DIRECTIVE:
Restate the entire listing word for word.

EXTRACTED ENTRIES:

══════════════════════════════

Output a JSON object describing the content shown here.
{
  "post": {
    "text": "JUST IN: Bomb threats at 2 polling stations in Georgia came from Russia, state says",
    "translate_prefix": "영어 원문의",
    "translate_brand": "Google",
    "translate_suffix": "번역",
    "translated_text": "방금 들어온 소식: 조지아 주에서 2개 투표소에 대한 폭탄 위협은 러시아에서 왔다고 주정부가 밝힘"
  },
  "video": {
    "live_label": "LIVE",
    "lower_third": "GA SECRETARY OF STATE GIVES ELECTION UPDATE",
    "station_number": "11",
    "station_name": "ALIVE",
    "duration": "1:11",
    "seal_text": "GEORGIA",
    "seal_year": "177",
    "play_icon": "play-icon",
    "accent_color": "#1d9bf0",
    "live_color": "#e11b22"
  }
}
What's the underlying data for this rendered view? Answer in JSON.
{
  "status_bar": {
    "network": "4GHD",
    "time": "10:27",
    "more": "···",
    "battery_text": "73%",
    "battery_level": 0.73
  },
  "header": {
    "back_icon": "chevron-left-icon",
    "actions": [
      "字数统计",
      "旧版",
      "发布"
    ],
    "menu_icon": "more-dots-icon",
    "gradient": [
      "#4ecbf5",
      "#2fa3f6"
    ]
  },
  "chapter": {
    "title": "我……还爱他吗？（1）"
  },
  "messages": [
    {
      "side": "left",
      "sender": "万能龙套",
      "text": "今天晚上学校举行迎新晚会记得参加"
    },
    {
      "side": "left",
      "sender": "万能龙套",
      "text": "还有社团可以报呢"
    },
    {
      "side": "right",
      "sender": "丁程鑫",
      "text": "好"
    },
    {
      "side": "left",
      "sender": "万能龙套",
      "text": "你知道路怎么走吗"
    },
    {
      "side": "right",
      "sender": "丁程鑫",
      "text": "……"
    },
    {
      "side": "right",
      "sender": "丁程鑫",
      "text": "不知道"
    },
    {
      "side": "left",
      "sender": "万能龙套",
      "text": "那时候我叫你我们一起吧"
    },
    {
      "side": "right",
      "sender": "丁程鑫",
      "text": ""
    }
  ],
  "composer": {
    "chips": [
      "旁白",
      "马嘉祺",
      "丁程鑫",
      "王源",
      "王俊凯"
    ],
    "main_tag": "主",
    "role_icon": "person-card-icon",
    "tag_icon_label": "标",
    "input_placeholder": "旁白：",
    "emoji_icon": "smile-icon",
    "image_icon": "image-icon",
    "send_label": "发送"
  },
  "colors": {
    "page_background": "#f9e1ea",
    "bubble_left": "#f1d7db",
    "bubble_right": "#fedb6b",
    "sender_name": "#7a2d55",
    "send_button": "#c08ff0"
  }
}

══════════════════════════════

FINAL RESULT:
Output a JSON object describing the content shown here.
{
  "post": {
    "text": "JUST IN: Bomb threats at 2 polling stations in Georgia came from Russia, state says",
    "translate_prefix": "영어 원문의",
    "translate_brand": "Google",
    "translate_suffix": "번역",
    "translated_text": "방금 들어온 소식: 조지아 주에서 2개 투표소에 대한 폭탄 위협은 러시아에서 왔다고 주정부가 밝힘"
  },
  "video": {
    "live_label": "LIVE",
    "lower_third": "GA SECRETARY OF STATE GIVES ELECTION UPDATE",
    "station_number": "11",
    "station_name": "ALIVE",
    "duration": "1:11",
    "seal_text": "GEORGIA",
    "seal_year": "177",
    "play_icon": "play-icon",
    "accent_color": "#1d9bf0",
    "live_color": "#e11b22"
  }
}
What's the underlying data for this rendered view? Answer in JSON.
{
  "status_bar": {
    "network": "4GHD",
    "time": "10:27",
    "more": "···",
    "battery_text": "73%",
    "battery_level": 0.73
  },
  "header": {
    "back_icon": "chevron-left-icon",
    "actions": [
      "字数统计",
      "旧版",
      "发布"
    ],
    "menu_icon": "more-dots-icon",
    "gradient": [
      "#4ecbf5",
      "#2fa3f6"
    ]
  },
  "chapter": {
    "title": "我……还爱他吗？（1）"
  },
  "messages": [
    {
      "side": "left",
      "sender": "万能龙套",
      "text": "今天晚上学校举行迎新晚会记得参加"
    },
    {
      "side": "left",
      "sender": "万能龙套",
      "text": "还有社团可以报呢"
    },
    {
      "side": "right",
      "sender": "丁程鑫",
      "text": "好"
    },
    {
      "side": "left",
      "sender": "万能龙套",
      "text": "你知道路怎么走吗"
    },
    {
      "side": "right",
      "sender": "丁程鑫",
      "text": "……"
    },
    {
      "side": "right",
      "sender": "丁程鑫",
      "text": "不知道"
    },
    {
      "side": "left",
      "sender": "万能龙套",
      "text": "那时候我叫你我们一起吧"
    },
    {
      "side": "right",
      "sender": "丁程鑫",
      "text": ""
    }
  ],
  "composer": {
    "chips": [
      "旁白",
      "马嘉祺",
      "丁程鑫",
      "王源",
      "王俊凯"
    ],
    "main_tag": "主",
    "role_icon": "person-card-icon",
    "tag_icon_label": "标",
    "input_placeholder": "旁白：",
    "emoji_icon": "smile-icon",
    "image_icon": "image-icon",
    "send_label": "发送"
  },
  "colors": {
    "page_background": "#f9e1ea",
    "bubble_left": "#f1d7db",
    "bubble_right": "#fedb6b",
    "sender_name": "#7a2d55",
    "send_button": "#c08ff0"
  }
}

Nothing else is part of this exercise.